Written exercise
Rewrite the lines below with every instance of "field-cell" changed to "grid-cell" and nothing else altered. Omit the pictures from your answer.

(Records showing where elements appear)
# # #

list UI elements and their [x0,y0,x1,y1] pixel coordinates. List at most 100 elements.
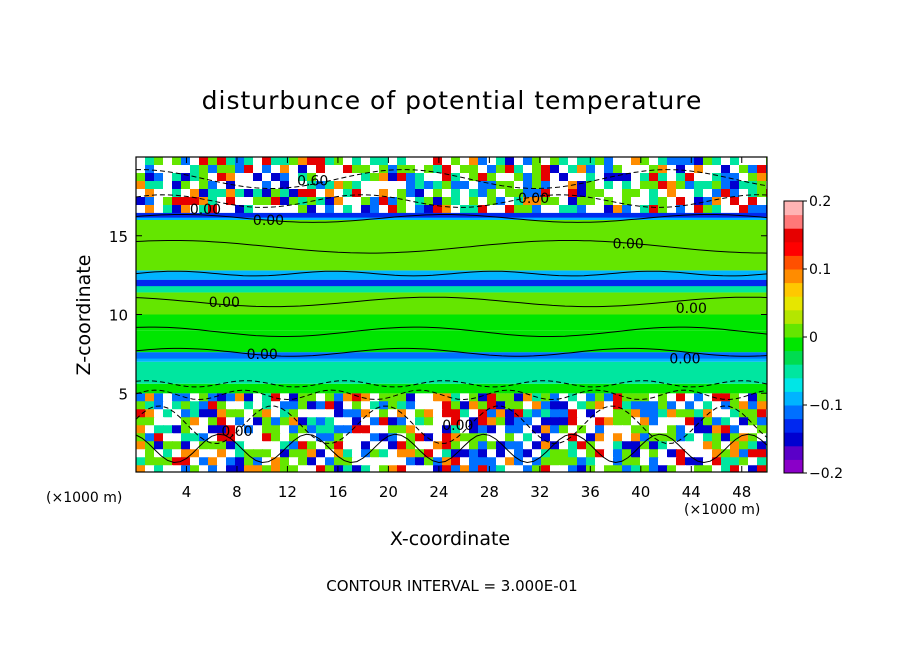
field-cell [226,165,236,174]
field-cell [514,173,524,182]
field-cell [748,449,758,459]
colorbar-swatch [784,405,803,420]
colorbar-swatch [784,377,803,392]
field-cell [667,401,677,411]
field-cell [631,393,641,403]
field-cell [523,393,533,403]
field-cell [163,393,173,403]
field-cell [253,157,263,166]
field-cell [307,409,317,419]
field-cell [361,449,371,459]
field-cell [505,409,515,419]
field-cell [298,401,308,411]
field-cell [748,433,758,443]
field-cell [559,449,569,459]
field-cell [199,425,209,435]
field-cell [577,181,587,190]
field-cell [361,181,371,190]
field-cell [649,401,659,411]
field-cell [379,465,389,472]
field-cell [685,449,695,459]
field-cell [424,173,434,182]
field-cell [307,189,317,198]
field-cell [199,441,209,451]
field-cell [685,409,695,419]
field-cell [352,165,362,174]
field-cell [217,401,227,411]
field-cell [307,165,317,174]
field-cell [361,457,371,467]
field-cell [262,205,272,214]
field-cell [478,409,488,419]
field-cell [235,425,245,435]
field-cell [361,401,371,411]
field-cell [199,181,209,190]
field-cell [568,433,578,443]
field-cell [325,189,335,198]
field-cell [739,157,749,166]
field-cell [730,157,740,166]
field-cell [712,409,722,419]
field-cell [676,433,686,443]
field-cell [739,181,749,190]
field-cell [370,449,380,459]
field-cell [199,401,209,411]
field-cell [631,165,641,174]
field-cell [469,157,479,166]
field-cell [154,197,164,206]
field-cell [262,197,272,206]
field-cell [442,157,452,166]
field-cell [190,197,200,206]
field-cell [235,417,245,427]
field-cell [730,181,740,190]
field-cell [298,409,308,419]
field-cell [685,173,695,182]
field-cell [613,173,623,182]
field-cell [631,157,641,166]
field-cell [631,401,641,411]
field-cell [334,465,344,472]
field-cell [136,157,146,166]
field-cell [433,197,443,206]
field-cell [397,441,407,451]
field-cell [406,189,416,198]
field-cell [433,205,443,214]
x-tick-label: 4 [182,483,192,501]
field-cell [325,441,335,451]
field-cell [442,197,452,206]
field-cell [685,457,695,467]
field-cell [424,433,434,443]
field-cell [460,393,470,403]
field-cell [280,425,290,435]
contour-line [136,405,767,445]
field-cell [631,409,641,419]
field-cell [370,441,380,451]
field-cell [145,449,155,459]
field-cell [316,173,326,182]
field-cell [694,465,704,472]
field-cell [649,165,659,174]
y-tick-label: 5 [118,385,128,403]
field-cell [523,173,533,182]
field-cell [496,417,506,427]
field-cell [604,165,614,174]
field-cell [505,401,515,411]
field-cell [694,205,704,214]
field-cell [253,433,263,443]
field-cell [145,165,155,174]
field-cell [532,433,542,443]
field-cell [451,465,461,472]
field-cell [694,449,704,459]
field-cell [145,409,155,419]
field-cell [370,197,380,206]
field-cell [244,465,254,472]
field-cell [640,197,650,206]
field-cell [595,157,605,166]
field-cell [172,157,182,166]
field-cell [379,441,389,451]
field-cell [613,393,623,403]
field-cell [442,393,452,403]
contour-lines: 0.00 0.00 0.00 0.00 0.00 0.00 0.00 0.00 0.00 0.60… [136,169,767,464]
field-cell [676,197,686,206]
field-cell [613,197,623,206]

# # #

Output for this exercise
list UI elements and their [x0,y0,x1,y1] pixel coordinates. List at most 100 elements.
grid-cell [226,165,236,174]
grid-cell [514,173,524,182]
grid-cell [748,449,758,459]
colorbar-swatch [784,405,803,420]
colorbar-swatch [784,377,803,392]
grid-cell [667,401,677,411]
grid-cell [631,393,641,403]
grid-cell [523,393,533,403]
grid-cell [163,393,173,403]
grid-cell [253,157,263,166]
grid-cell [307,409,317,419]
grid-cell [361,449,371,459]
grid-cell [505,409,515,419]
grid-cell [298,401,308,411]
grid-cell [748,433,758,443]
grid-cell [559,449,569,459]
grid-cell [199,425,209,435]
grid-cell [577,181,587,190]
grid-cell [361,181,371,190]
grid-cell [649,401,659,411]
grid-cell [379,465,389,472]
grid-cell [685,449,695,459]
grid-cell [424,173,434,182]
grid-cell [307,189,317,198]
grid-cell [199,441,209,451]
grid-cell [685,409,695,419]
grid-cell [352,165,362,174]
grid-cell [217,401,227,411]
grid-cell [307,165,317,174]
grid-cell [361,457,371,467]
grid-cell [262,205,272,214]
grid-cell [478,409,488,419]
grid-cell [235,425,245,435]
grid-cell [361,401,371,411]
grid-cell [199,181,209,190]
grid-cell [568,433,578,443]
grid-cell [325,189,335,198]
grid-cell [739,157,749,166]
grid-cell [730,157,740,166]
grid-cell [712,409,722,419]
grid-cell [676,433,686,443]
grid-cell [739,181,749,190]
grid-cell [370,449,380,459]
grid-cell [199,401,209,411]
grid-cell [631,165,641,174]
grid-cell [469,157,479,166]
grid-cell [154,197,164,206]
grid-cell [262,197,272,206]
grid-cell [442,157,452,166]
grid-cell [190,197,200,206]
grid-cell [235,417,245,427]
grid-cell [730,181,740,190]
grid-cell [298,409,308,419]
grid-cell [685,173,695,182]
grid-cell [613,173,623,182]
grid-cell [631,157,641,166]
grid-cell [631,401,641,411]
grid-cell [334,465,344,472]
grid-cell [136,157,146,166]
grid-cell [433,197,443,206]
grid-cell [397,441,407,451]
grid-cell [406,189,416,198]
grid-cell [433,205,443,214]
x-tick-label: 4 [182,483,192,501]
grid-cell [325,441,335,451]
grid-cell [442,197,452,206]
grid-cell [685,457,695,467]
grid-cell [424,433,434,443]
grid-cell [460,393,470,403]
grid-cell [280,425,290,435]
contour-line [136,405,767,445]
grid-cell [631,409,641,419]
grid-cell [370,441,380,451]
grid-cell [145,449,155,459]
grid-cell [316,173,326,182]
grid-cell [694,465,704,472]
grid-cell [649,165,659,174]
y-tick-label: 5 [118,385,128,403]
grid-cell [523,173,533,182]
grid-cell [496,417,506,427]
grid-cell [604,165,614,174]
grid-cell [505,401,515,411]
grid-cell [694,205,704,214]
grid-cell [253,433,263,443]
grid-cell [145,165,155,174]
grid-cell [532,433,542,443]
grid-cell [451,465,461,472]
grid-cell [694,449,704,459]
grid-cell [145,409,155,419]
grid-cell [370,197,380,206]
grid-cell [244,465,254,472]
grid-cell [640,197,650,206]
grid-cell [595,157,605,166]
grid-cell [172,157,182,166]
grid-cell [379,441,389,451]
grid-cell [613,393,623,403]
grid-cell [442,393,452,403]
contour-lines: 0.00 0.00 0.00 0.00 0.00 0.00 0.00 0.00 0.00 0.60… [136,169,767,464]
grid-cell [676,197,686,206]
grid-cell [613,197,623,206]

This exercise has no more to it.